TASK DATA:
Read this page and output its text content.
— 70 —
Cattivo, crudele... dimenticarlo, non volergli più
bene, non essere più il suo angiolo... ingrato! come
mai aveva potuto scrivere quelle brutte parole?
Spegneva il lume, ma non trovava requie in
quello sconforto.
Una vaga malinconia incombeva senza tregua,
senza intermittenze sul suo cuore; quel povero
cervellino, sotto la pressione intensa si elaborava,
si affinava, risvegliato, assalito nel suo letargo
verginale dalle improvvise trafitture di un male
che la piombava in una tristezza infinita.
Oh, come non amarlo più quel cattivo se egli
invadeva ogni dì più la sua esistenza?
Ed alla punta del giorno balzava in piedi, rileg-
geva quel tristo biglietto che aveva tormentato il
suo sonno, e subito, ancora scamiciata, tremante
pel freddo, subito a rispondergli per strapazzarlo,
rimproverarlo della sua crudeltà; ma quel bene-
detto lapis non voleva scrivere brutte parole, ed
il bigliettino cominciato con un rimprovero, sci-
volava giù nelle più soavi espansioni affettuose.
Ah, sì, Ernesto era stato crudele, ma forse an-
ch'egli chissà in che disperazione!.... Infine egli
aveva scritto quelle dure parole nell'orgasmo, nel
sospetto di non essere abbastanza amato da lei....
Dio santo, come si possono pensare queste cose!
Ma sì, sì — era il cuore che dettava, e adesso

AIM OF THE EXERCISE:
Transcribe each entry exactly.

TASK SOLUTION:
Read this page and output its text content.
— 70 —
Cattivo, crudele... dimenticarlo, non volergli più
bene, non essere più il suo angiolo... ingrato! come
mai aveva potuto scrivere quelle brutte parole?
Spegneva il lume, ma non trovava requie in
quello sconforto.
Una vaga malinconia incombeva senza tregua,
senza intermittenze sul suo cuore; quel povero
cervellino, sotto la pressione intensa si elaborava,
si affinava, risvegliato, assalito nel suo letargo
verginale dalle improvvise trafitture di un male
che la piombava in una tristezza infinita.
Oh, come non amarlo più quel cattivo se egli
invadeva ogni dì più la sua esistenza?
Ed alla punta del giorno balzava in piedi, rileg-
geva quel tristo biglietto che aveva tormentato il
suo sonno, e subito, ancora scamiciata, tremante
pel freddo, subito a rispondergli per strapazzarlo,
rimproverarlo della sua crudeltà; ma quel bene-
detto lapis non voleva scrivere brutte parole, ed
il bigliettino cominciato con un rimprovero, sci-
volava giù nelle più soavi espansioni affettuose.
Ah, sì, Ernesto era stato crudele, ma forse an-
ch'egli chissà in che disperazione!.... Infine egli
aveva scritto quelle dure parole nell'orgasmo, nel
sospetto di non essere abbastanza amato da lei....
Dio santo, come si possono pensare queste cose!
Ma sì, sì — era il cuore che dettava, e adesso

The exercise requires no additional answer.